Extrait à lire:
Soixante-dix ans de paix jusqu'en 1709
La paix semble
enfin régner entre les habitants des trois paroisses et les jésuites, mais le
24 avril 1709, ces derniers voulant pêcher des poissons dans les fossés de la
pâture, en furent empêchés par les habitants armés de fusils et bâtons. Les
jésuites portèrent l'affaire devant la Table de marbre* du palais, les témoins
furent appelés à comparaître, mais en même temps les habitants des trois
paroisses assignaient le Prieuré des Deux amants pour qu'il ait à établir son
droit de propriété sur la pâture. Les jésuites peu rassurés sur l'issue de ce
nouveau procès préférèrent abandonner l'affaire.
* En France, sous
l'Ancien Régime, les tables de marbre étaient des juridictions supérieures en matière
d'Eaux et Forêts. Elles tirent leur nom de la grande table
de marbre de la salle du palais de justice de Paris où le connétable, l’amiral et le Grand maître des Eaux et Forêts exerçaient leur
juridiction.

Exercice 1:
Recopiez fidèlement les enregistrements, en commençant à leur début et en terminant à la ligne qui contient « - x-tick-label: 0: [637, 500, 646, 514] », ces deux bornes comprises. Ne reproduisez pas les images dans votre réponse.

Entrées de données:
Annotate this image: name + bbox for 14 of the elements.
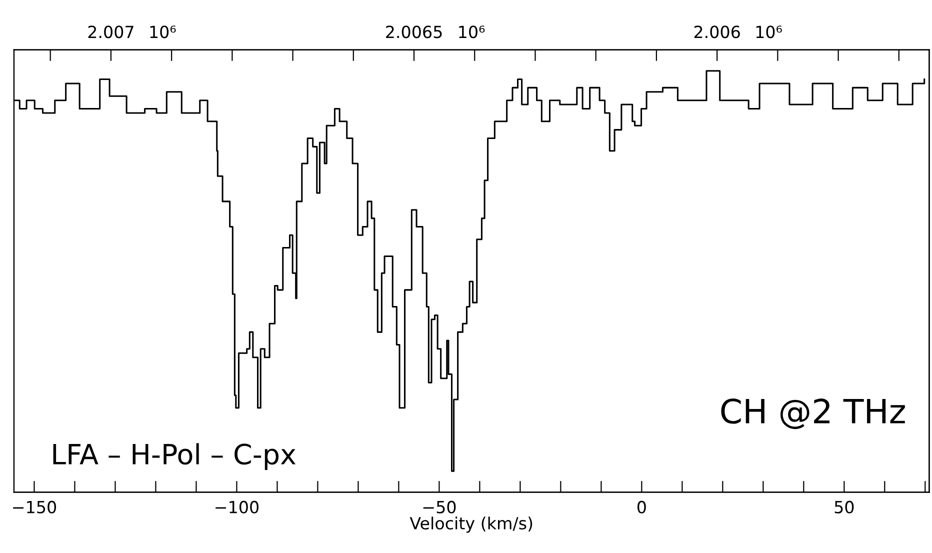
- annotation: LFA – H-Pol – C-px: [53, 443, 296, 470]
- x-tick-label: −100: [216, 500, 258, 514]
- x-tick-label: −50: [423, 500, 456, 514]
- x-tick-label: 0: [637, 500, 646, 514]
- x2-tick-label: 2.0065: [386, 26, 442, 38]
- text: 10⁶: [756, 26, 782, 38]
- x2-axis-title: 10⁶: [150, 26, 176, 38]
- x-tick-label: 50: [834, 500, 854, 514]
- x2-tick-label: 2.007: [88, 26, 134, 38]
- annotation: CH @2 THz: [721, 398, 905, 430]
- text: 10⁶: [459, 26, 485, 38]
- x2-tick-label: 2.006: [694, 26, 740, 38]
- x-axis-title: Velocity (km/s): [410, 516, 532, 533]
- x-tick-label: −150: [13, 500, 56, 514]
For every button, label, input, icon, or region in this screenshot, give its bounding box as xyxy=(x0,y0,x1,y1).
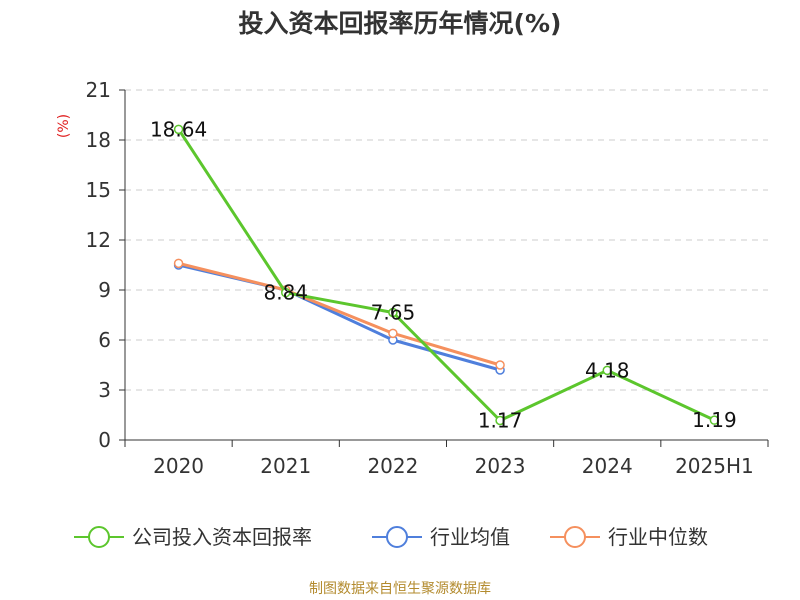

Exercice 2:
Redonnez mot pour mot le passage de l'extrait, en commençant à « Soixante-dix ans de » et en terminant à « préférèrent abandonner l'affaire. ».

Bonne réponse 1:
Annotate this image: name + bbox for 14 of the elements.
- annotation: LFA – H-Pol – C-px: [53, 443, 296, 470]
- x-tick-label: −100: [216, 500, 258, 514]
- x-tick-label: −50: [423, 500, 456, 514]
- x-tick-label: 0: [637, 500, 646, 514]

Bonne réponse 2:
Soixante-dix ans de paix jusqu'en 1709
La paix semble
enfin régner entre les habitants des trois paroisses et les jésuites, mais le
24 avril 1709, ces derniers voulant pêcher des poissons dans les fossés de la
pâture, en furent empêchés par les habitants armés de fusils et bâtons. Les
jésuites portèrent l'affaire devant la Table de marbre* du palais, les témoins
furent appelés à comparaître, mais en même temps les habitants des trois
paroisses assignaient le Prieuré des Deux amants pour qu'il ait à établir son
droit de propriété sur la pâture. Les jésuites peu rassurés sur l'issue de ce
nouveau procès préférèrent abandonner l'affaire.